(Records)
# # # # # # #

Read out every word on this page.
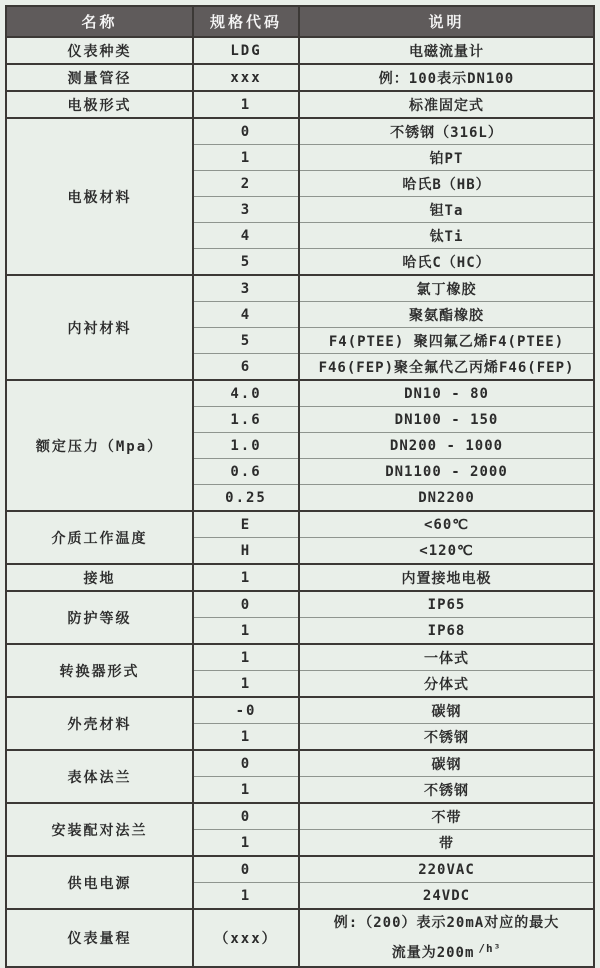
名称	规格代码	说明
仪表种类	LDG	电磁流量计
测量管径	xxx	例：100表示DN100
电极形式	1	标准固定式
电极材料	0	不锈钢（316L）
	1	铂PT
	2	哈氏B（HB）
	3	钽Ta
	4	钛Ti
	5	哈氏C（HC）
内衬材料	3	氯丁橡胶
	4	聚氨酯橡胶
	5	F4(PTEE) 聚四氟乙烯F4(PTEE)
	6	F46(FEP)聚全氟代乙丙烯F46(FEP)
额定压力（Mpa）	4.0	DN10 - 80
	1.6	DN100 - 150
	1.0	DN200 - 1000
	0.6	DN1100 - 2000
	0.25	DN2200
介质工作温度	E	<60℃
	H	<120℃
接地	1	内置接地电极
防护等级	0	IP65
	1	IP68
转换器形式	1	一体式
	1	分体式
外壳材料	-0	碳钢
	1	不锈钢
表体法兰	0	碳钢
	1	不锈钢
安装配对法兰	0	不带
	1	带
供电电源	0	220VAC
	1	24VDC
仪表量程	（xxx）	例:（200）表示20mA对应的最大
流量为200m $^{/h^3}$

# # # # # # #

# Goal of the exercise:
Copy each line of the records precisely and drop any images they hold.

# Task result:
Read out every word on this page.
名称	规格代码	说明
仪表种类	LDG	电磁流量计
测量管径	xxx	例：100表示DN100
电极形式	1	标准固定式
电极材料	0	不锈钢（316L）
	1	铂PT
	2	哈氏B（HB）
	3	钽Ta
	4	钛Ti
	5	哈氏C（HC）
内衬材料	3	氯丁橡胶
	4	聚氨酯橡胶
	5	F4(PTEE) 聚四氟乙烯F4(PTEE)
	6	F46(FEP)聚全氟代乙丙烯F46(FEP)
额定压力（Mpa）	4.0	DN10 - 80
	1.6	DN100 - 150
	1.0	DN200 - 1000
	0.6	DN1100 - 2000
	0.25	DN2200
介质工作温度	E	<60℃
	H	<120℃
接地	1	内置接地电极
防护等级	0	IP65
	1	IP68
转换器形式	1	一体式
	1	分体式
外壳材料	-0	碳钢
	1	不锈钢
表体法兰	0	碳钢
	1	不锈钢
安装配对法兰	0	不带
	1	带
供电电源	0	220VAC
	1	24VDC
仪表量程	（xxx）	例:（200）表示20mA对应的最大
流量为200m $^{/h^3}$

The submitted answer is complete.